THE EXERCISE:
All material below is to be reproduced exactly.

(Dataset excerpts)

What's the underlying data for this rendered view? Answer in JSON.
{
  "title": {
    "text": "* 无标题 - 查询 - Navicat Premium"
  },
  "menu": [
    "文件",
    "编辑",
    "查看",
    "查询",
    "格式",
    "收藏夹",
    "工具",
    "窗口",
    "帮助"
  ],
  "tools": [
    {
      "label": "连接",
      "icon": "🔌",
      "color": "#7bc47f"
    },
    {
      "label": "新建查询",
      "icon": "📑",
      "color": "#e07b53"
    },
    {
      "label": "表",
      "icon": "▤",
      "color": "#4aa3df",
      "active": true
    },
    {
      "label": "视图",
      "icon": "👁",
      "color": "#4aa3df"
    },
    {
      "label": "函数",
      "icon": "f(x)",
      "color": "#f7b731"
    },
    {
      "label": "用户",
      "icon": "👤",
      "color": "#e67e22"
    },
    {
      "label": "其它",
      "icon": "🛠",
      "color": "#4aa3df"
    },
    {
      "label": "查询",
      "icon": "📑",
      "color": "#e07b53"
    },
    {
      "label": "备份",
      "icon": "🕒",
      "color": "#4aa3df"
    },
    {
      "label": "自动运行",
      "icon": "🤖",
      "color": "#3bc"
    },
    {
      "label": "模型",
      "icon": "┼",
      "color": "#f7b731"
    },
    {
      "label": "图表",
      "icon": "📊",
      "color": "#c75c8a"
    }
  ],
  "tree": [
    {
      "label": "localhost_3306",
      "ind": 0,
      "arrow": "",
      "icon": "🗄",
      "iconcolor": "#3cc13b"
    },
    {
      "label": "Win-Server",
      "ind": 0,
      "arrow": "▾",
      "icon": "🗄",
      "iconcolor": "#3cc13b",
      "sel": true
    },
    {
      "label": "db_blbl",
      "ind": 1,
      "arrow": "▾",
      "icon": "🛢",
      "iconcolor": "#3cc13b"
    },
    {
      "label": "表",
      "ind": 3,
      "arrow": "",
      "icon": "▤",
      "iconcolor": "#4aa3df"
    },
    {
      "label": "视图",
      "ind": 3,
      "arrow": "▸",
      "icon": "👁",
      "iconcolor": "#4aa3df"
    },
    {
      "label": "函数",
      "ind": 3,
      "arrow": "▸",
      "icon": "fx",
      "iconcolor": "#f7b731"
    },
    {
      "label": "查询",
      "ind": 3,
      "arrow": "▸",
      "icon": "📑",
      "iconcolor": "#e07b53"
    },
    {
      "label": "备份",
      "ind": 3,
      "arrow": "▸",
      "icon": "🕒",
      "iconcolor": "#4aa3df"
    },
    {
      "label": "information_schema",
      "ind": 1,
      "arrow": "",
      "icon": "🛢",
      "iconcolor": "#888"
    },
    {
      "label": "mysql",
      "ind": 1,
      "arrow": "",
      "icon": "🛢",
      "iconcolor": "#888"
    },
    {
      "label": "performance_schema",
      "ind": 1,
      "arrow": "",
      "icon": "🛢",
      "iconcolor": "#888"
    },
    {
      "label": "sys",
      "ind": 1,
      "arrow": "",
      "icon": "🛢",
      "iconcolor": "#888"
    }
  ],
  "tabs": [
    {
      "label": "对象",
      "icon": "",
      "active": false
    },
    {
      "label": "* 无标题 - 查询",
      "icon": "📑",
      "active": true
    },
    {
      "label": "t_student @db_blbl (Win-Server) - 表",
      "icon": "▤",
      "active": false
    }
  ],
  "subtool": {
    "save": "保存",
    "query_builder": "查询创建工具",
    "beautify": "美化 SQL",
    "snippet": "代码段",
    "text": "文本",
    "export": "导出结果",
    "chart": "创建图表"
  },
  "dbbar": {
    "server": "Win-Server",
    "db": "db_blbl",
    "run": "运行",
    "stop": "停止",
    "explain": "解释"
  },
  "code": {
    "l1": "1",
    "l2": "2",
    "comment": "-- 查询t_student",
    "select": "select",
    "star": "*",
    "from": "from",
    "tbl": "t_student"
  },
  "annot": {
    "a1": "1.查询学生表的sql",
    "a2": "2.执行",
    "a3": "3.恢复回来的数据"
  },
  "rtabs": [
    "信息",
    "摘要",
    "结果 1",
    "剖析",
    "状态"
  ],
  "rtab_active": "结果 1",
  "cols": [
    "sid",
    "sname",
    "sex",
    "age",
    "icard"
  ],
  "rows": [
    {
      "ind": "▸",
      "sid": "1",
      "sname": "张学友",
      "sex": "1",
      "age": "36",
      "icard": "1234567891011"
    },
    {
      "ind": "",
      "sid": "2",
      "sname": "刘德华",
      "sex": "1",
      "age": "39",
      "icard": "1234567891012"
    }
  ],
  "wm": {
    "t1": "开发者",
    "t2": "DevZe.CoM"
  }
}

SOLUTION TO THE EXERCISE:
What's the underlying data for this rendered view? Answer in JSON.
{
  "title": {
    "text": "* 无标题 - 查询 - Navicat Premium"
  },
  "menu": [
    "文件",
    "编辑",
    "查看",
    "查询",
    "格式",
    "收藏夹",
    "工具",
    "窗口",
    "帮助"
  ],
  "tools": [
    {
      "label": "连接",
      "icon": "🔌",
      "color": "#7bc47f"
    },
    {
      "label": "新建查询",
      "icon": "📑",
      "color": "#e07b53"
    },
    {
      "label": "表",
      "icon": "▤",
      "color": "#4aa3df",
      "active": true
    },
    {
      "label": "视图",
      "icon": "👁",
      "color": "#4aa3df"
    },
    {
      "label": "函数",
      "icon": "f(x)",
      "color": "#f7b731"
    },
    {
      "label": "用户",
      "icon": "👤",
      "color": "#e67e22"
    },
    {
      "label": "其它",
      "icon": "🛠",
      "color": "#4aa3df"
    },
    {
      "label": "查询",
      "icon": "📑",
      "color": "#e07b53"
    },
    {
      "label": "备份",
      "icon": "🕒",
      "color": "#4aa3df"
    },
    {
      "label": "自动运行",
      "icon": "🤖",
      "color": "#3bc"
    },
    {
      "label": "模型",
      "icon": "┼",
      "color": "#f7b731"
    },
    {
      "label": "图表",
      "icon": "📊",
      "color": "#c75c8a"
    }
  ],
  "tree": [
    {
      "label": "localhost_3306",
      "ind": 0,
      "arrow": "",
      "icon": "🗄",
      "iconcolor": "#3cc13b"
    },
    {
      "label": "Win-Server",
      "ind": 0,
      "arrow": "▾",
      "icon": "🗄",
      "iconcolor": "#3cc13b",
      "sel": true
    },
    {
      "label": "db_blbl",
      "ind": 1,
      "arrow": "▾",
      "icon": "🛢",
      "iconcolor": "#3cc13b"
    },
    {
      "label": "表",
      "ind": 3,
      "arrow": "",
      "icon": "▤",
      "iconcolor": "#4aa3df"
    },
    {
      "label": "视图",
      "ind": 3,
      "arrow": "▸",
      "icon": "👁",
      "iconcolor": "#4aa3df"
    },
    {
      "label": "函数",
      "ind": 3,
      "arrow": "▸",
      "icon": "fx",
      "iconcolor": "#f7b731"
    },
    {
      "label": "查询",
      "ind": 3,
      "arrow": "▸",
      "icon": "📑",
      "iconcolor": "#e07b53"
    },
    {
      "label": "备份",
      "ind": 3,
      "arrow": "▸",
      "icon": "🕒",
      "iconcolor": "#4aa3df"
    },
    {
      "label": "information_schema",
      "ind": 1,
      "arrow": "",
      "icon": "🛢",
      "iconcolor": "#888"
    },
    {
      "label": "mysql",
      "ind": 1,
      "arrow": "",
      "icon": "🛢",
      "iconcolor": "#888"
    },
    {
      "label": "performance_schema",
      "ind": 1,
      "arrow": "",
      "icon": "🛢",
      "iconcolor": "#888"
    },
    {
      "label": "sys",
      "ind": 1,
      "arrow": "",
      "icon": "🛢",
      "iconcolor": "#888"
    }
  ],
  "tabs": [
    {
      "label": "对象",
      "icon": "",
      "active": false
    },
    {
      "label": "* 无标题 - 查询",
      "icon": "📑",
      "active": true
    },
    {
      "label": "t_student @db_blbl (Win-Server) - 表",
      "icon": "▤",
      "active": false
    }
  ],
  "subtool": {
    "save": "保存",
    "query_builder": "查询创建工具",
    "beautify": "美化 SQL",
    "snippet": "代码段",
    "text": "文本",
    "export": "导出结果",
    "chart": "创建图表"
  },
  "dbbar": {
    "server": "Win-Server",
    "db": "db_blbl",
    "run": "运行",
    "stop": "停止",
    "explain": "解释"
  },
  "code": {
    "l1": "1",
    "l2": "2",
    "comment": "-- 查询t_student",
    "select": "select",
    "star": "*",
    "from": "from",
    "tbl": "t_student"
  },
  "annot": {
    "a1": "1.查询学生表的sql",
    "a2": "2.执行",
    "a3": "3.恢复回来的数据"
  },
  "rtabs": [
    "信息",
    "摘要",
    "结果 1",
    "剖析",
    "状态"
  ],
  "rtab_active": "结果 1",
  "cols": [
    "sid",
    "sname",
    "sex",
    "age",
    "icard"
  ],
  "rows": [
    {
      "ind": "▸",
      "sid": "1",
      "sname": "张学友",
      "sex": "1",
      "age": "36",
      "icard": "1234567891011"
    },
    {
      "ind": "",
      "sid": "2",
      "sname": "刘德华",
      "sex": "1",
      "age": "39",
      "icard": "1234567891012"
    }
  ],
  "wm": {
    "t1": "开发者",
    "t2": "DevZe.CoM"
  }
}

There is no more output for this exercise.